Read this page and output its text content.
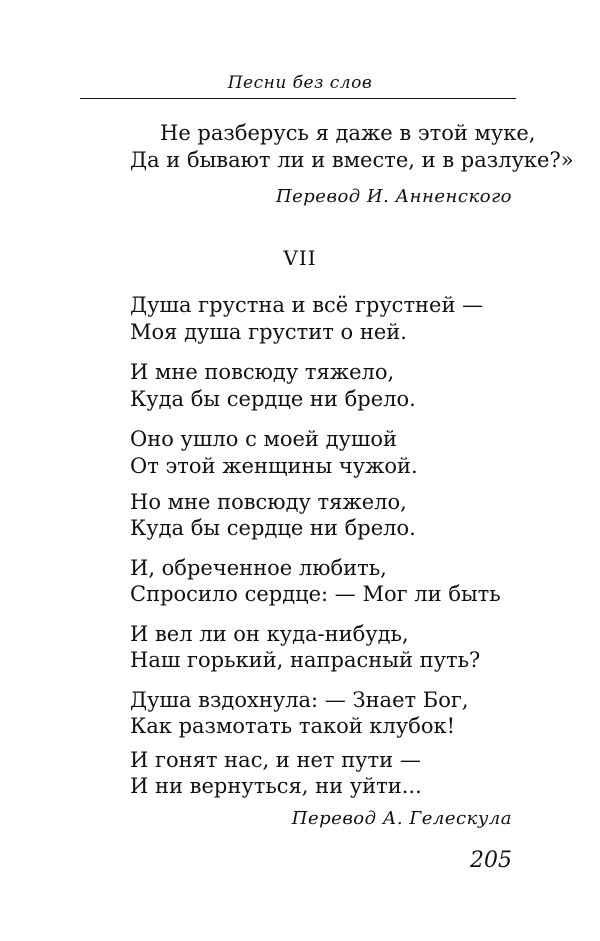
Песни без слов
Не разберусь я даже в этой муке,
Да и бывают ли и вместе, и в разлуке?»
Перевод И. Анненского
VII
Душа грустна и всё грустней —
Моя душа грустит о ней.
И мне повсюду тяжело,
Куда бы сердце ни брело.
Оно ушло с моей душой
От этой женщины чужой.
Но мне повсюду тяжело,
Куда бы сердце ни брело.
И, обреченное любить,
Спросило сердце: — Мог ли быть
И вел ли он куда-нибудь,
Наш горький, напрасный путь?
Душа вздохнула: — Знает Бог,
Как размотать такой клубок!
И гонят нас, и нет пути —
И ни вернуться, ни уйти...
Перевод А. Гелескула
205
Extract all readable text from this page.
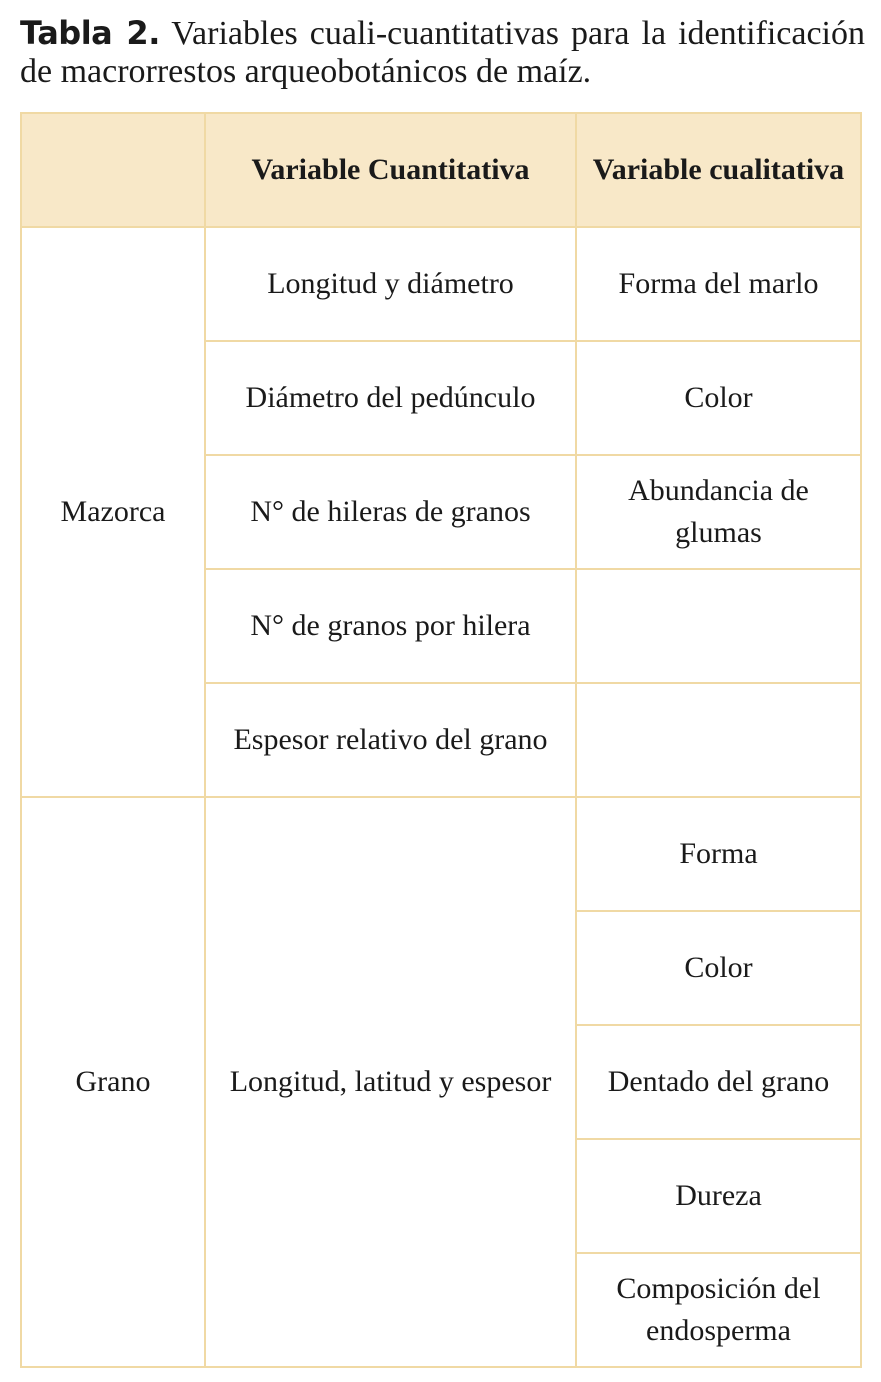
Tabla 2. Variables cuali-cuantitativas para la identificación de macrorrestos arqueobotánicos de maíz.
	Variable Cuantitativa	Variable cualitativa
Mazorca	Longitud y diámetro	Forma del marlo
	Diámetro del pedúnculo	Color
	N° de hileras de granos	Abundancia de glumas
	N° de granos por hilera	
	Espesor relativo del grano	
Grano	Longitud, latitud y espesor	Forma
		Color
		Dentado del grano
		Dureza
		Composición del endosperma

Task requirements:
Leave out all pictures and retype precisely the lines that run from the line containing "Extract all readable text from this page." to the last line of the records.

Task answer:
Extract all readable text from this page.
Tabla 2. Variables cuali-cuantitativas para la identificación de macrorrestos arqueobotánicos de maíz.
	Variable Cuantitativa	Variable cualitativa
Mazorca	Longitud y diámetro	Forma del marlo
	Diámetro del pedúnculo	Color
	N° de hileras de granos	Abundancia de glumas
	N° de granos por hilera	
	Espesor relativo del grano	
Grano	Longitud, latitud y espesor	Forma
		Color
		Dentado del grano
		Dureza
		Composición del endosperma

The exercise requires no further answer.